• Exercise details:
Provide only the number of lines where "Единовременная" occurs.

Begin Data extract

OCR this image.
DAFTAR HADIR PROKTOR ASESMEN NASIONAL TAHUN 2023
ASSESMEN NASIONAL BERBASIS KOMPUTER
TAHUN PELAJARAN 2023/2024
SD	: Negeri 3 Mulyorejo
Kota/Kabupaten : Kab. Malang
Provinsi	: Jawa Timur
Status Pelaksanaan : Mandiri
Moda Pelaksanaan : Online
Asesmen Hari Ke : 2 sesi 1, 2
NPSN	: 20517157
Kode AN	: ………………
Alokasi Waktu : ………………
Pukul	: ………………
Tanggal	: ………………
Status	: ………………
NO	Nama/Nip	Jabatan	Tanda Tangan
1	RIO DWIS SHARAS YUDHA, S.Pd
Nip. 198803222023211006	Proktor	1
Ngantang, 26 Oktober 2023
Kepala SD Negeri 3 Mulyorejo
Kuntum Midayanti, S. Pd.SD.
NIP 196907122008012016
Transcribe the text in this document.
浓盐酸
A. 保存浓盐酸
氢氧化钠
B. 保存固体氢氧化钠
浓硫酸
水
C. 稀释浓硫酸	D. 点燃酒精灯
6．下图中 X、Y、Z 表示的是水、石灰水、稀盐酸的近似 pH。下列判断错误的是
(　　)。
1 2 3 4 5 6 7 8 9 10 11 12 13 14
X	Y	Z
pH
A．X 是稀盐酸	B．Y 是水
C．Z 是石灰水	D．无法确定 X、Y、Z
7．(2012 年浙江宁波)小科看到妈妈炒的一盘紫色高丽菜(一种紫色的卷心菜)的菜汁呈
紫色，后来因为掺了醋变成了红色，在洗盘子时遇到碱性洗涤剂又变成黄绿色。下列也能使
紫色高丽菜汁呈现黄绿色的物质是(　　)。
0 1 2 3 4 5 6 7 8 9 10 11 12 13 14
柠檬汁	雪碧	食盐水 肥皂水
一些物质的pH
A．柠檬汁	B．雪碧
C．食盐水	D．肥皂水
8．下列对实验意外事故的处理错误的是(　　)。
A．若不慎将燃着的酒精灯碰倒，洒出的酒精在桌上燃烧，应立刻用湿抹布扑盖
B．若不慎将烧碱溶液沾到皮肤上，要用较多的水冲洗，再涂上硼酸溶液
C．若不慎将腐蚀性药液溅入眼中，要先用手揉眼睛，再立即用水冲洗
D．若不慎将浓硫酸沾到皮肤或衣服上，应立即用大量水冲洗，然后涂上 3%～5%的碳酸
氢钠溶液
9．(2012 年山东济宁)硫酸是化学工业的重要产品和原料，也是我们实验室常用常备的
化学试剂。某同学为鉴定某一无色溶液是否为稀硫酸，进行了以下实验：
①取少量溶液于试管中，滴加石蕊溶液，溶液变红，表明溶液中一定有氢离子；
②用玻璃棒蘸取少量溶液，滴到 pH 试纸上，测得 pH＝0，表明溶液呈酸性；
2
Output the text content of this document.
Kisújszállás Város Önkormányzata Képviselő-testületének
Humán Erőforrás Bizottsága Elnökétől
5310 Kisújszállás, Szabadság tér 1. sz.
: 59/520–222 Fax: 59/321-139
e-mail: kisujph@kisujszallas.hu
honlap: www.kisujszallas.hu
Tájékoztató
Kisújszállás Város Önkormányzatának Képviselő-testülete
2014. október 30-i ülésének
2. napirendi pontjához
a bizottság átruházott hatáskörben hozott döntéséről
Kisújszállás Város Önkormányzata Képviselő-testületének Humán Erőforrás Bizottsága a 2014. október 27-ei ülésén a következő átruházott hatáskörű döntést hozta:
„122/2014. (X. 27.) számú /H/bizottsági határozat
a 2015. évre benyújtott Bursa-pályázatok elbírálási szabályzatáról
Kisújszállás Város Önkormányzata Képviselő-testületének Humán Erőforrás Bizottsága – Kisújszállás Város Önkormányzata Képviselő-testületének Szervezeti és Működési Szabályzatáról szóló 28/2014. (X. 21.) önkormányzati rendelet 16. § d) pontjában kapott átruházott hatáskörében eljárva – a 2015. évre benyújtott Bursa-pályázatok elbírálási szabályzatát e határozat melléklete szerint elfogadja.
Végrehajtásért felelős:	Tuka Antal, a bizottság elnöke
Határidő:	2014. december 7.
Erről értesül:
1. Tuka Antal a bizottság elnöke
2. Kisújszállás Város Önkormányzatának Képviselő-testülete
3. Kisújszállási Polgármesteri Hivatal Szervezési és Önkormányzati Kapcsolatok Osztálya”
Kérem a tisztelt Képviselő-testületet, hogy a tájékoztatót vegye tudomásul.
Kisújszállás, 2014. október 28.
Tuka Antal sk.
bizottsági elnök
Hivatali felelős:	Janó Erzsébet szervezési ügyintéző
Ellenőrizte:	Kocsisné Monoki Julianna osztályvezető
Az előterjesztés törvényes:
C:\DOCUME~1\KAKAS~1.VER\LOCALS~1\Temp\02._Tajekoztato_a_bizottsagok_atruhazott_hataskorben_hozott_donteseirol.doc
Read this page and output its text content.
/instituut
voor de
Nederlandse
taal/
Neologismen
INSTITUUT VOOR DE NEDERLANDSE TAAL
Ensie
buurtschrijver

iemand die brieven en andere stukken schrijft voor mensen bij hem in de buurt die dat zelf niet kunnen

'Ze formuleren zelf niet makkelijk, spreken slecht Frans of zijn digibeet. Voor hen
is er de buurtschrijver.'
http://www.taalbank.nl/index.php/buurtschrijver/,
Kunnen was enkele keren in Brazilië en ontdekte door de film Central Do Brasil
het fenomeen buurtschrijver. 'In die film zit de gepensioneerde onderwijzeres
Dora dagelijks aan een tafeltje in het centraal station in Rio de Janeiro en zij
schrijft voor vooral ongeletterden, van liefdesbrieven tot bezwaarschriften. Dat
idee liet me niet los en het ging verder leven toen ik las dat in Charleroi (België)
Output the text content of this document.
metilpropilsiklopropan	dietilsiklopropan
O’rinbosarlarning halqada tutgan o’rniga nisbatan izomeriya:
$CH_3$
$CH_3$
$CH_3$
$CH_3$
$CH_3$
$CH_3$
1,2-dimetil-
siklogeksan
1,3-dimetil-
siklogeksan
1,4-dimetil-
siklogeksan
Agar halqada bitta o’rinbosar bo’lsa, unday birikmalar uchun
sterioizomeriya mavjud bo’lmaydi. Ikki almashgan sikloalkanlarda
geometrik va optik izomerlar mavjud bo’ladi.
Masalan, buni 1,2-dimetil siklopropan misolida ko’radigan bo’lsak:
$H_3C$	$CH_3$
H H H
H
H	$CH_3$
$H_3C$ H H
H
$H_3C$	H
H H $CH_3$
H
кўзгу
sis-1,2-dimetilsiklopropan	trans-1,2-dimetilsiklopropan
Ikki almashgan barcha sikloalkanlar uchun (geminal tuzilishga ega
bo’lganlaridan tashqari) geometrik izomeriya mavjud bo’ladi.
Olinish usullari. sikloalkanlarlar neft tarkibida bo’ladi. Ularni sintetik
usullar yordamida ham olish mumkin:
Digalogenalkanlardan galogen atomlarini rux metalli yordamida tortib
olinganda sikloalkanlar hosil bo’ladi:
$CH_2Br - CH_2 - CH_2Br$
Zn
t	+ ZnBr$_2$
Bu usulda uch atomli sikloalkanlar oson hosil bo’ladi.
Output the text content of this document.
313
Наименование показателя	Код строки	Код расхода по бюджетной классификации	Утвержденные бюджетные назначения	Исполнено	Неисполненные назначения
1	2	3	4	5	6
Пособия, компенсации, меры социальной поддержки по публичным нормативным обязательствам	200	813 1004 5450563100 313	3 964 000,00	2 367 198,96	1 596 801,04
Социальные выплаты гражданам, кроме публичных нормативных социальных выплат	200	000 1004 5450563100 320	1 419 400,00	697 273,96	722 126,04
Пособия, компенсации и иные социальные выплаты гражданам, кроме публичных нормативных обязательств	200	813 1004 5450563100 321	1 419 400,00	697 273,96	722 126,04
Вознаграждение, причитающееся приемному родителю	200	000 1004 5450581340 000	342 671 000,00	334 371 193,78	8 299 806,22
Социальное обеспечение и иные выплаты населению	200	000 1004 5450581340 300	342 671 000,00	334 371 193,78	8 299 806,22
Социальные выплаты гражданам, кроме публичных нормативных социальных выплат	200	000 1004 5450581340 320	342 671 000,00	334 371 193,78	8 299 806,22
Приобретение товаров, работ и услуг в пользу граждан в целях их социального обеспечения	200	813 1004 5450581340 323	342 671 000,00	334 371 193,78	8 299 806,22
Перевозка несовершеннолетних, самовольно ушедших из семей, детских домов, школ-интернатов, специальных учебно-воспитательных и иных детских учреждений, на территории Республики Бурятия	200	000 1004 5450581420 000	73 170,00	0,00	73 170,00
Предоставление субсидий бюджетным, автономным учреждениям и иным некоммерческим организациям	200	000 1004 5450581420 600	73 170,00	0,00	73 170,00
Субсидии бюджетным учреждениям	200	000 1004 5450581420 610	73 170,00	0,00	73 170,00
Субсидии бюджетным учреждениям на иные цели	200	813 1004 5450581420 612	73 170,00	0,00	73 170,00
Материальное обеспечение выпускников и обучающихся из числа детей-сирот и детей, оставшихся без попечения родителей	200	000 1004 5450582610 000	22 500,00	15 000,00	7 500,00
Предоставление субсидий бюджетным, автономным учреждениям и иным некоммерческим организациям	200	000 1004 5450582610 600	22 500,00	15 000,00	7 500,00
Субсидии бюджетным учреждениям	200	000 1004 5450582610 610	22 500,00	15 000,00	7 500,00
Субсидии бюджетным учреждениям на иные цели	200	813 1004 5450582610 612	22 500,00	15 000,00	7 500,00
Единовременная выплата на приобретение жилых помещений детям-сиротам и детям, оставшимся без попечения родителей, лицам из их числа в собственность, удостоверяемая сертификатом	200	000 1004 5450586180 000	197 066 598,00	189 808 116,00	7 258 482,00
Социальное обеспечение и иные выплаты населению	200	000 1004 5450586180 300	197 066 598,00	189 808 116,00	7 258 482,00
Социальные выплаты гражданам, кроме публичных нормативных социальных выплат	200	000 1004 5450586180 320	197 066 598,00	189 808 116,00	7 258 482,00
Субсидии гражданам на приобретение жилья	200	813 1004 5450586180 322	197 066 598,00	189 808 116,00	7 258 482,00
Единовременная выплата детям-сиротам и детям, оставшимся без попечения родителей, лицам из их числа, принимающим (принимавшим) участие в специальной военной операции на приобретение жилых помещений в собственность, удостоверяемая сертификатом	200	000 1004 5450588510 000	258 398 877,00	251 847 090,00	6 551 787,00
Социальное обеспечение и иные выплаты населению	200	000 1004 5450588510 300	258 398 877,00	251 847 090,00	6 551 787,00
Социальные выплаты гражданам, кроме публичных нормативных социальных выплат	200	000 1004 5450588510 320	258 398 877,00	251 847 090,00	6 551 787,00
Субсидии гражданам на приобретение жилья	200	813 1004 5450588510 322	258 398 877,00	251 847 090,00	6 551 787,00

End Data extract

• Finished task:
2